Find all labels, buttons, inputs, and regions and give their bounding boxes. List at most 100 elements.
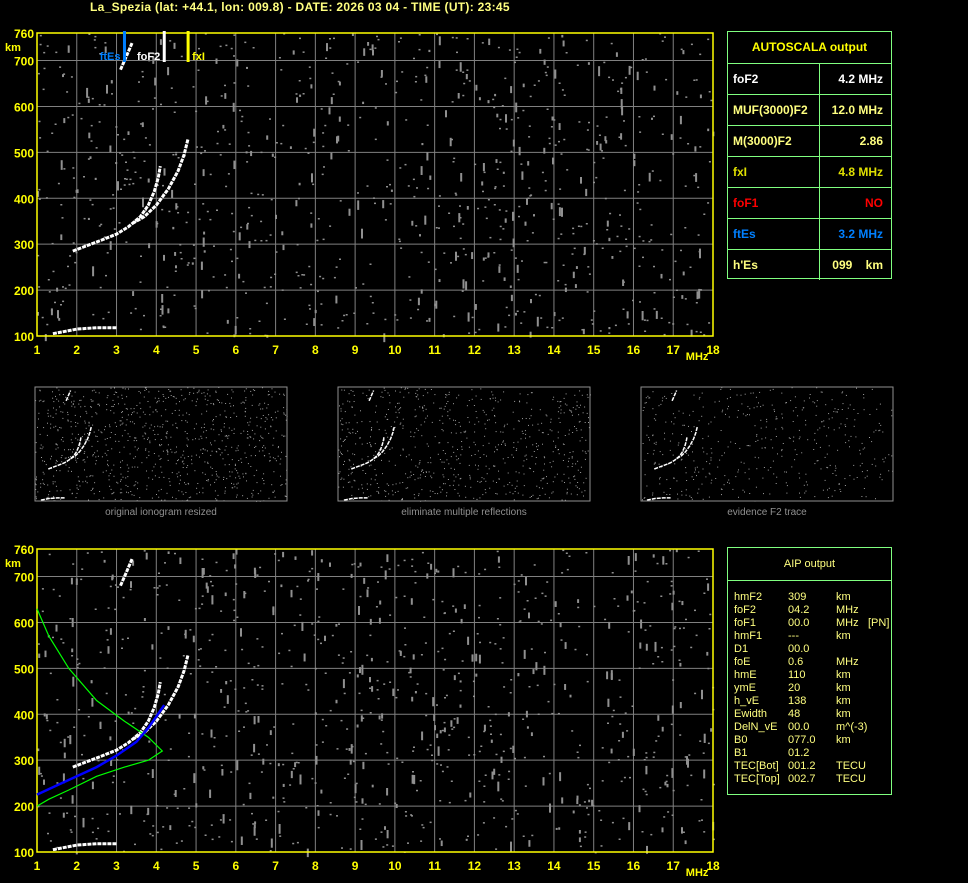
noise-dot bbox=[412, 750, 415, 752]
noise-dot bbox=[866, 470, 868, 472]
noise-dot bbox=[833, 411, 835, 413]
noise-dot bbox=[219, 45, 222, 48]
noise-dot bbox=[626, 311, 629, 319]
noise-dot bbox=[449, 409, 451, 411]
noise-dot bbox=[107, 450, 109, 451]
noise-dot bbox=[648, 172, 651, 182]
noise-dot bbox=[580, 466, 582, 468]
noise-dot bbox=[801, 452, 803, 454]
noise-dot bbox=[119, 451, 121, 453]
noise-dot bbox=[255, 445, 257, 447]
y-tick-label: 700 bbox=[14, 571, 34, 585]
noise-dot bbox=[360, 465, 362, 467]
noise-dot bbox=[234, 465, 236, 466]
noise-dot bbox=[274, 273, 277, 275]
noise-dot bbox=[271, 484, 273, 486]
y-tick-label: 400 bbox=[14, 192, 34, 206]
noise-dot bbox=[164, 719, 167, 721]
noise-dot bbox=[390, 189, 393, 192]
noise-dot bbox=[350, 389, 352, 391]
noise-dot bbox=[485, 217, 488, 220]
noise-dot bbox=[469, 478, 471, 480]
noise-dot bbox=[511, 818, 514, 820]
noise-dot bbox=[241, 648, 244, 651]
noise-dot bbox=[87, 716, 90, 718]
noise-dot bbox=[448, 632, 451, 635]
noise-dot bbox=[617, 90, 620, 93]
noise-dot bbox=[211, 450, 213, 452]
noise-dot bbox=[638, 184, 641, 186]
noise-dot bbox=[180, 55, 183, 58]
noise-dot bbox=[271, 388, 273, 390]
noise-dot bbox=[127, 711, 130, 714]
noise-dot bbox=[162, 184, 164, 187]
noise-dot bbox=[92, 313, 95, 316]
noise-dot bbox=[696, 291, 699, 300]
noise-dot bbox=[592, 240, 595, 242]
noise-dot bbox=[430, 475, 432, 477]
noise-dot bbox=[356, 422, 358, 424]
noise-dot bbox=[128, 388, 129, 390]
noise-dot bbox=[283, 412, 285, 414]
noise-dot bbox=[239, 109, 241, 112]
noise-dot bbox=[663, 816, 666, 818]
x-tick-label: 11 bbox=[428, 343, 441, 357]
noise-dot bbox=[380, 566, 383, 568]
noise-dot bbox=[162, 326, 165, 329]
noise-dot bbox=[94, 177, 97, 180]
noise-dot bbox=[189, 629, 192, 631]
noise-dot bbox=[838, 427, 840, 429]
noise-dot bbox=[587, 450, 589, 452]
noise-dot bbox=[543, 477, 545, 479]
noise-dot bbox=[398, 650, 401, 652]
noise-dot bbox=[360, 709, 363, 712]
noise-dot bbox=[799, 496, 801, 498]
noise-dot bbox=[55, 485, 57, 487]
noise-dot bbox=[237, 482, 239, 484]
noise-dot bbox=[576, 64, 579, 66]
noise-dot bbox=[657, 656, 660, 658]
noise-dot bbox=[273, 726, 276, 728]
noise-dot bbox=[232, 553, 235, 560]
noise-dot bbox=[96, 450, 98, 452]
noise-dot bbox=[52, 391, 53, 393]
noise-dot bbox=[82, 481, 84, 483]
noise-dot bbox=[526, 240, 529, 242]
noise-dot bbox=[618, 740, 621, 742]
noise-dot bbox=[404, 644, 407, 646]
noise-dot bbox=[523, 485, 525, 487]
noise-dot bbox=[204, 395, 206, 397]
noise-dot bbox=[559, 422, 561, 423]
noise-dot bbox=[224, 492, 226, 494]
noise-dot bbox=[698, 488, 700, 490]
noise-dot bbox=[202, 237, 205, 247]
noise-dot bbox=[482, 257, 485, 261]
noise-dot bbox=[530, 732, 533, 737]
noise-dot bbox=[134, 446, 136, 448]
noise-dot bbox=[528, 187, 531, 189]
noise-dot bbox=[99, 53, 102, 55]
noise-dot bbox=[237, 445, 239, 447]
noise-dot bbox=[57, 182, 60, 185]
noise-dot bbox=[500, 798, 503, 800]
noise-dot bbox=[282, 783, 285, 787]
noise-dot bbox=[437, 493, 439, 495]
noise-dot bbox=[769, 493, 771, 495]
noise-dot bbox=[365, 473, 367, 474]
noise-dot bbox=[210, 444, 212, 446]
noise-dot bbox=[582, 450, 584, 452]
noise-dot bbox=[682, 831, 685, 833]
noise-dot bbox=[134, 437, 136, 439]
noise-dot bbox=[90, 406, 92, 408]
noise-dot bbox=[76, 461, 78, 463]
noise-dot bbox=[565, 393, 567, 395]
noise-dot bbox=[345, 748, 348, 750]
noise-dot bbox=[538, 487, 540, 489]
noise-dot bbox=[414, 416, 416, 418]
noise-dot bbox=[130, 491, 132, 492]
noise-dot bbox=[484, 774, 487, 776]
noise-dot bbox=[335, 699, 338, 704]
noise-dot bbox=[79, 485, 81, 487]
noise-dot bbox=[621, 82, 624, 84]
aip-param: foE bbox=[734, 656, 751, 668]
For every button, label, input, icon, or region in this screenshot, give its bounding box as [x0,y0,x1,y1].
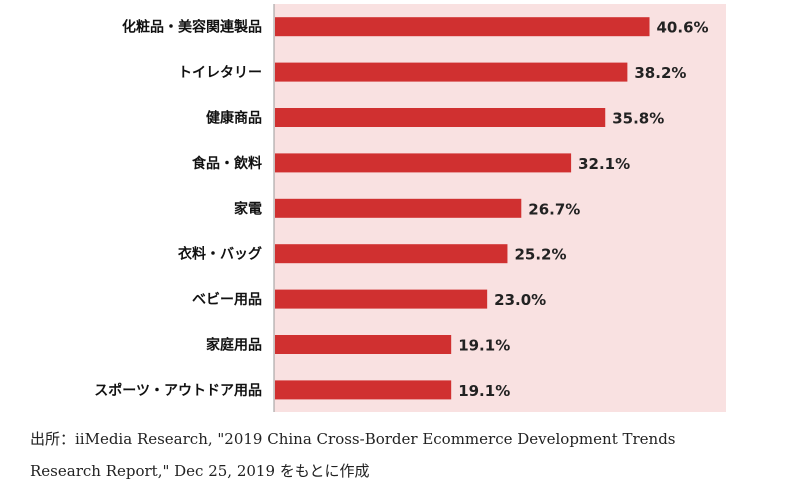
category-label-7: 家庭用品 [206,337,262,354]
category-label-3: 食品・飲料 [192,155,262,172]
bar-2 [275,108,606,127]
bars-group: 化粧品・美容関連製品 40.6% トイレタリー 38.2% 健康商品 35.8% 食品・飲料… [94,17,709,400]
source-note-line-2: Research Report," Dec 25, 2019 をもとに作成 [30,462,370,480]
value-label-7: 19.1% [458,337,510,355]
category-label-1: トイレタリー [178,65,262,81]
bar-0 [275,17,650,37]
bar-6 [275,289,488,309]
value-label-1: 38.2% [634,64,686,82]
value-label-2: 35.8% [612,110,664,128]
category-label-0: 化粧品・美容関連製品 [122,19,262,36]
bar-1 [275,62,628,82]
category-label-4: 家電 [234,200,262,217]
source-note-line-1: 出所：iiMedia Research, "2019 China Cross-B… [30,430,676,448]
category-label-6: ベビー用品 [192,292,262,308]
bar-chart: 化粧品・美容関連製品 40.6% トイレタリー 38.2% 健康商品 35.8% 食品・飲料… [94,4,726,412]
category-label-8: スポーツ・アウトドア用品 [94,382,262,399]
bar-7 [275,335,452,354]
value-label-4: 26.7% [528,200,580,218]
value-label-8: 19.1% [458,382,510,400]
bar-5 [275,244,508,264]
category-label-2: 健康商品 [206,110,262,127]
value-label-5: 25.2% [514,246,566,264]
value-label-0: 40.6% [657,19,709,37]
bar-8 [275,380,452,400]
category-label-5: 衣料・バッグ [178,246,262,263]
value-label-6: 23.0% [494,291,546,309]
value-label-3: 32.1% [578,155,630,173]
bar-3 [275,153,572,173]
bar-4 [275,198,522,218]
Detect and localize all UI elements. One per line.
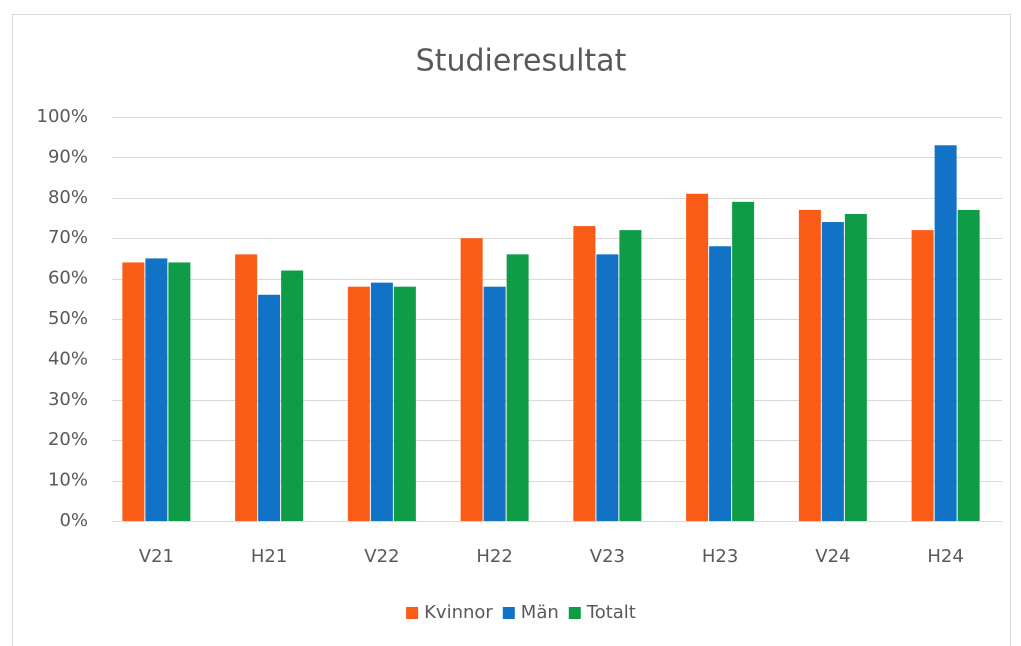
x-tick-label: H21: [251, 546, 287, 567]
bar: [483, 286, 506, 521]
bar: [934, 145, 957, 521]
y-tick-label: 80%: [48, 187, 88, 208]
y-tick-label: 40%: [48, 348, 88, 369]
bar: [258, 294, 281, 521]
bar: [596, 254, 619, 522]
y-tick-label: 50%: [48, 308, 88, 329]
legend-swatch: [502, 607, 515, 619]
bar: [573, 226, 596, 521]
chart-border: [12, 14, 1011, 646]
y-tick-label: 10%: [48, 470, 88, 491]
bar: [709, 246, 732, 521]
x-tick-label: H24: [927, 546, 963, 567]
y-tick-label: 70%: [48, 227, 88, 248]
x-tick-label: V23: [590, 546, 625, 567]
y-tick-label: 30%: [48, 389, 88, 410]
bar: [957, 209, 980, 522]
x-tick-label: V24: [815, 546, 850, 567]
bar: [393, 286, 416, 521]
y-tick-label: 60%: [48, 268, 88, 289]
bar: [168, 262, 191, 521]
y-tick-label: 100%: [37, 106, 88, 127]
bar: [122, 262, 145, 521]
x-tick-label: H22: [476, 546, 512, 567]
bar: [347, 286, 370, 521]
bar: [911, 230, 934, 521]
y-tick-label: 0%: [59, 510, 88, 531]
legend-label: Totalt: [586, 602, 636, 623]
legend-label: Kvinnor: [424, 602, 493, 623]
legend-label: Män: [521, 602, 559, 623]
bar: [798, 209, 821, 522]
y-tick-label: 90%: [48, 146, 88, 167]
bar: [506, 254, 529, 522]
bar: [821, 222, 844, 522]
bar: [844, 213, 867, 521]
bar: [281, 270, 304, 521]
bar: [460, 238, 483, 521]
bar: [619, 230, 642, 521]
legend-swatch: [568, 607, 581, 619]
y-tick-label: 20%: [48, 429, 88, 450]
x-tick-label: H23: [702, 546, 738, 567]
legend-swatch: [406, 607, 419, 619]
bar: [686, 193, 709, 521]
bar: [145, 258, 168, 521]
bar: [370, 282, 393, 521]
chart-title: Studieresultat: [416, 44, 627, 79]
bar: [732, 201, 755, 521]
bar: [235, 254, 258, 522]
x-tick-label: V21: [139, 546, 174, 567]
x-tick-label: V22: [364, 546, 399, 567]
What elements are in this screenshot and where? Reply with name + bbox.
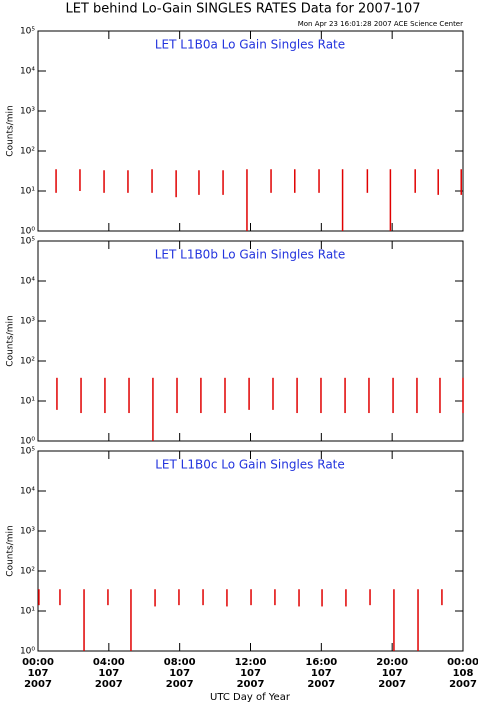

[GIVEN PROBLEM] Write out the records unchanged, from the line containing "category-label-7: 家庭用品 [206,337,262,354]" through the line containing "Detect and localize", inclusive.

[RESPONSE FOR THIS EXERCISE]
category-label-7: 家庭用品 [206,337,262,354]
category-label-3: 食品・飲料 [192,155,262,172]
bar-2 [275,108,606,127]
bars-group: 化粧品・美容関連製品 40.6% トイレタリー 38.2% 健康商品 35.8% 食品・飲料… [94,17,709,400]
source-note-line-2: Research Report," Dec 25, 2019 をもとに作成 [30,462,370,480]
value-label-7: 19.1% [458,337,510,355]
category-label-1: トイレタリー [178,65,262,81]
bar-0 [275,17,650,37]
bar-6 [275,289,488,309]
value-label-1: 38.2% [634,64,686,82]
value-label-2: 35.8% [612,110,664,128]
category-label-0: 化粧品・美容関連製品 [122,19,262,36]
bar-1 [275,62,628,82]
category-label-4: 家電 [234,200,262,217]
source-note-line-1: 出所：iiMedia Research, "2019 China Cross-B… [30,430,676,448]
category-label-6: ベビー用品 [192,292,262,308]
bar-chart: 化粧品・美容関連製品 40.6% トイレタリー 38.2% 健康商品 35.8% 食品・飲料… [94,4,726,412]
category-label-8: スポーツ・アウトドア用品 [94,382,262,399]
bar-7 [275,335,452,354]
value-label-4: 26.7% [528,200,580,218]
value-label-8: 19.1% [458,382,510,400]
bar-5 [275,244,508,264]
category-label-2: 健康商品 [206,110,262,127]
value-label-5: 25.2% [514,246,566,264]
value-label-0: 40.6% [657,19,709,37]
bar-8 [275,380,452,400]
category-label-5: 衣料・バッグ [178,246,262,263]
value-label-6: 23.0% [494,291,546,309]
value-label-3: 32.1% [578,155,630,173]
bar-3 [275,153,572,173]
bar-4 [275,198,522,218]
Detect and localize all UI elements. One per line.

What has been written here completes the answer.